==== Extrait choisi ====
12. En quatrième lieu, aux termes de l'article 8 de la convention européenne de sauvegarde des droits de l'homme et des libertés fondamentales : " 1. Toute personne a droit au respect de sa vie privée et familiale, de son domicile et de sa correspondance. / 2. Il ne peut y avoir ingérence d'une autorité publique dans l'exercice de ce droit que pour autant que cette ingérence est prévue par la loi et qu'elle constitue une mesure qui, dans une société démocratique, est nécessaire à la sécurité nationale, à la sûreté publique, au bien-être économique du pays, à la défense de l'ordre et à la prévention des infractions pénales, à la protection de la santé ou de la morale, ou à la protection des droits et libertés d'autrui ".
==== Données enregistrées ====
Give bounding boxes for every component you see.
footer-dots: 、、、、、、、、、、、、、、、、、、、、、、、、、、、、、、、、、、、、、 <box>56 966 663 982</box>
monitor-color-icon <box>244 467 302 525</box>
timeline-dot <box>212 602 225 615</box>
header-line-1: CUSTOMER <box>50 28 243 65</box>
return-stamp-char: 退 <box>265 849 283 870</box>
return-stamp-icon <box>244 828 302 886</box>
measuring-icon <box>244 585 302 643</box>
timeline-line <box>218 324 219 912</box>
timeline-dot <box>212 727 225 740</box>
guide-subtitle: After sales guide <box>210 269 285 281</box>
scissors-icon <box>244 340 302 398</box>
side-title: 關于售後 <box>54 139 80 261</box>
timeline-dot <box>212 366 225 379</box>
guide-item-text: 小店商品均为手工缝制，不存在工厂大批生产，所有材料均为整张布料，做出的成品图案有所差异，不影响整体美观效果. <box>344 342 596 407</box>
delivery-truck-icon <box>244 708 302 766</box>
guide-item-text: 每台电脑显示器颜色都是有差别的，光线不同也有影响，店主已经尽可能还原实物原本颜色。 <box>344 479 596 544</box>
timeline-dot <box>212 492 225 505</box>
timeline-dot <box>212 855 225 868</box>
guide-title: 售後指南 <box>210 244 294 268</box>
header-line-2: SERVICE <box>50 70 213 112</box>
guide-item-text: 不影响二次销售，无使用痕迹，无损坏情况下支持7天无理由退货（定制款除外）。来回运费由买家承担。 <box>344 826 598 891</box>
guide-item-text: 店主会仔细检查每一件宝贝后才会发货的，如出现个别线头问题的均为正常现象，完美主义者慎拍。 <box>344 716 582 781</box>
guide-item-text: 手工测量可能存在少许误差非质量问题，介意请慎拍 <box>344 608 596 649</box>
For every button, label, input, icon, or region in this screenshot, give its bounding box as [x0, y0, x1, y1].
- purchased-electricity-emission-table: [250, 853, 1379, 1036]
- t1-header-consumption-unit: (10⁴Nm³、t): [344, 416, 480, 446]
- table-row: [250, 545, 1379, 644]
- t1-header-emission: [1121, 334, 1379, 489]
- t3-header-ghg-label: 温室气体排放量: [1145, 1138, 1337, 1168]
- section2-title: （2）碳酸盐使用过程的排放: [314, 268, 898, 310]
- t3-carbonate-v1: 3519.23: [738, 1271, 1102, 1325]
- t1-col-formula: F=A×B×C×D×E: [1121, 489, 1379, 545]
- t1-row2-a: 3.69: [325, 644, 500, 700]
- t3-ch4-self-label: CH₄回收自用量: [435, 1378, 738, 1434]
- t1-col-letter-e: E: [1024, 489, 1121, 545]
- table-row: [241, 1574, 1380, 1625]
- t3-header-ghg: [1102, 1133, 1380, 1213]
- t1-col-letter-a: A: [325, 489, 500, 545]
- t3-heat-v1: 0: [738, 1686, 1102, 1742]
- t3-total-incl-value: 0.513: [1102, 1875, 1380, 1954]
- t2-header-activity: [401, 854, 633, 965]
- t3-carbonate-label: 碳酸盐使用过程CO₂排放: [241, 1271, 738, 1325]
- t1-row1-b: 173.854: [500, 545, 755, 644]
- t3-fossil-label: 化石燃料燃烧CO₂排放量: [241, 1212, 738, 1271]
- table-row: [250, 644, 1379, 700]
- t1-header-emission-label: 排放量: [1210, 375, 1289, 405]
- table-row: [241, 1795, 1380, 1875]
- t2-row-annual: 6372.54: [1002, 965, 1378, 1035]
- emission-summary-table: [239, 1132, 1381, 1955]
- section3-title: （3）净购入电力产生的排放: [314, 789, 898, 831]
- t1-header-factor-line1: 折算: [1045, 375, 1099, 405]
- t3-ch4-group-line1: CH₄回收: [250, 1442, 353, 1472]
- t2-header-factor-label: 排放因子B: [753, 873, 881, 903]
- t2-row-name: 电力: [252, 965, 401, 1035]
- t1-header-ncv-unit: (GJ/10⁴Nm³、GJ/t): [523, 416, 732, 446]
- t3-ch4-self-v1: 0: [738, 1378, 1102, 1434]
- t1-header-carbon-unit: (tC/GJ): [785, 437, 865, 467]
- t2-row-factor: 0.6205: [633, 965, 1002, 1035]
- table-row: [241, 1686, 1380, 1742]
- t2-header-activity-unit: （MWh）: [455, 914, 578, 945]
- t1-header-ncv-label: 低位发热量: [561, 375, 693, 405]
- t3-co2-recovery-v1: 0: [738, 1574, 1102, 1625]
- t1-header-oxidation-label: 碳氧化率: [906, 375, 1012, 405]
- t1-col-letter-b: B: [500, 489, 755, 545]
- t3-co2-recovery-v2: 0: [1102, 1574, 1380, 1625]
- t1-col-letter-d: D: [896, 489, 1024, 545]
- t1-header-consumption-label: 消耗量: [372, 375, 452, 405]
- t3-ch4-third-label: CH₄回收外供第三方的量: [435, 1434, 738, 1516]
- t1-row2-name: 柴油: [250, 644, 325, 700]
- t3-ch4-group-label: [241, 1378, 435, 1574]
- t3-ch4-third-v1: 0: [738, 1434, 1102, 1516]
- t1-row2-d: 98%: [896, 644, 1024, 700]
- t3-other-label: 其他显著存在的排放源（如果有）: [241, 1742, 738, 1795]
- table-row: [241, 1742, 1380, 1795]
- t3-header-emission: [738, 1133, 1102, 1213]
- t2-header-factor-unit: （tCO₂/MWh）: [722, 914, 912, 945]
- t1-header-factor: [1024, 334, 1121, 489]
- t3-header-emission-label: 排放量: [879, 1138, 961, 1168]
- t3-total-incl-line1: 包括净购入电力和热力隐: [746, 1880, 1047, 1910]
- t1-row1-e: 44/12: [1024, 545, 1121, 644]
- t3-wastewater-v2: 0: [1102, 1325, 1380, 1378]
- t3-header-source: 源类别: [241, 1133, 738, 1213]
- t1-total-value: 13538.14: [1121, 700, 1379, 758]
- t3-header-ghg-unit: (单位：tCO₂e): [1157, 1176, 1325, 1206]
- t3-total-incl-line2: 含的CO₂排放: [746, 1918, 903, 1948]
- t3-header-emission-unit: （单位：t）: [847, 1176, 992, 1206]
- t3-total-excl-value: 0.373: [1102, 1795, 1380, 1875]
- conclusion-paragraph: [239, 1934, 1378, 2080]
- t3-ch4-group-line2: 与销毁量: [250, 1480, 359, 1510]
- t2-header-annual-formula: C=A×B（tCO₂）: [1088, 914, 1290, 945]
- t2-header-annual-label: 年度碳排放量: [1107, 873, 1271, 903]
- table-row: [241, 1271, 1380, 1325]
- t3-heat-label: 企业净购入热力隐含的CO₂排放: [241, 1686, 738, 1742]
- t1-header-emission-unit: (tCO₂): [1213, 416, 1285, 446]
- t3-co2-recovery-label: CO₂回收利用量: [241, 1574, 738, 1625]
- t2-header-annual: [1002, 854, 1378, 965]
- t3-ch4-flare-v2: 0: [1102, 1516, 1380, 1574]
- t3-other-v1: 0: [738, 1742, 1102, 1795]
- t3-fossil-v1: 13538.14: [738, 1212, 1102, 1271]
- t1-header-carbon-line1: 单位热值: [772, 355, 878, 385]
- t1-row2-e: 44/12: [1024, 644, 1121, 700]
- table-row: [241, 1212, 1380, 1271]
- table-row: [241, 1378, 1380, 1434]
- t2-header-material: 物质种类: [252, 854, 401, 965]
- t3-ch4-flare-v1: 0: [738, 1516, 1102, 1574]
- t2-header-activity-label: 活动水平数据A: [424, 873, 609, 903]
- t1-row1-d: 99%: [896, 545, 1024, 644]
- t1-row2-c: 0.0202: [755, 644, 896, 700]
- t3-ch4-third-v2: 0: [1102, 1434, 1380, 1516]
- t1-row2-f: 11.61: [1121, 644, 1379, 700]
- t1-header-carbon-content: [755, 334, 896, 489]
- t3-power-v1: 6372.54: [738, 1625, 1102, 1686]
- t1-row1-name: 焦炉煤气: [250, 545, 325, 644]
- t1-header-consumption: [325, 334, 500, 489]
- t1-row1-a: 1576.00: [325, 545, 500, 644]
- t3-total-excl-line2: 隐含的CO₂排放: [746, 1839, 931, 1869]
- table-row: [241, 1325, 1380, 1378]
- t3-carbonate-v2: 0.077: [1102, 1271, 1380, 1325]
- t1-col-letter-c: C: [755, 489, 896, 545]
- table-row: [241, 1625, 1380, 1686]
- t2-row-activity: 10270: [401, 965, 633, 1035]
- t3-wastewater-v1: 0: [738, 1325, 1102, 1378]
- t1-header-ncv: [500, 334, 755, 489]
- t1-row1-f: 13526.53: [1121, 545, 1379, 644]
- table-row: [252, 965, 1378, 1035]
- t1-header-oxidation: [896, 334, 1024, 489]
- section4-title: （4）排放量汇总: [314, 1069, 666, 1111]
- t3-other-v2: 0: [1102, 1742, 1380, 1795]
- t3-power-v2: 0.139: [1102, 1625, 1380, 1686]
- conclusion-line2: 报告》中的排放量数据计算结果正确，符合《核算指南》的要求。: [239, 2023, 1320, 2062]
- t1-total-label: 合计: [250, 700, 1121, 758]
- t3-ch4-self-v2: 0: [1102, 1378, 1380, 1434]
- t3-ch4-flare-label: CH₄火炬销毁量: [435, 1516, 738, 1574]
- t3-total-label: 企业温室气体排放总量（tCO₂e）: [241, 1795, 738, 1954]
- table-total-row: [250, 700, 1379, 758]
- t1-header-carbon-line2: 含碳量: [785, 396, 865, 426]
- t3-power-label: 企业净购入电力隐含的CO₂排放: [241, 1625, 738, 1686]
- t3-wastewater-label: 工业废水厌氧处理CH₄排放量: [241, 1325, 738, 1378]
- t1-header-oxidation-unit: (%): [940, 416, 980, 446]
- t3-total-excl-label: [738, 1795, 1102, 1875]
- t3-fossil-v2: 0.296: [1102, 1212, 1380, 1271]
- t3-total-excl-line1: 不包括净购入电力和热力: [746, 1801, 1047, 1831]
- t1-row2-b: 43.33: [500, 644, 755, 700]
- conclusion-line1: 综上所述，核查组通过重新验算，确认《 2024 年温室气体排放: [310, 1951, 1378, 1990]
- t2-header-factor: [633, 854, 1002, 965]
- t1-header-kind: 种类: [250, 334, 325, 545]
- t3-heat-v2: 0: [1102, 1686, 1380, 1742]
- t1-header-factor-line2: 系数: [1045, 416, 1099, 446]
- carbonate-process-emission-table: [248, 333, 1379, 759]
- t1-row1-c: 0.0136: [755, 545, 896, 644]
====
▶ Consignes
1) D'après l'extrait choisi, de quoi toute personne a-t-elle droit au respect ?
2) Présentez sous forme de liste le paragraphe de l'extrait choisi qui commence par « 12. En quatrième lieu », en gardant ses faits principaux.

▶ Réponses
1) De sa vie privée et familiale, de son domicile et de sa correspondance.

2)
- Le point 12 cite l'article 8 de la convention européenne de sauvegarde des droits de l'homme et des libertés fondamentales.
- Toute personne a droit au respect de sa vie privée et familiale, de son domicile et de sa correspondance.
- Une autorité publique ne peut s'ingérer dans l'exercice de ce droit que si l'ingérence est prévue par la loi.
- Cette ingérence doit aussi être une mesure nécessaire, dans une société démocratique :
  - à la sécurité nationale ;
  - à la sûreté publique ;
  - au bien-être économique du pays ;
  - à la défense de l'ordre et à la prévention des infractions pénales ;
  - à la protection de la santé ou de la morale ;
  - à la protection des droits et libertés d'autrui.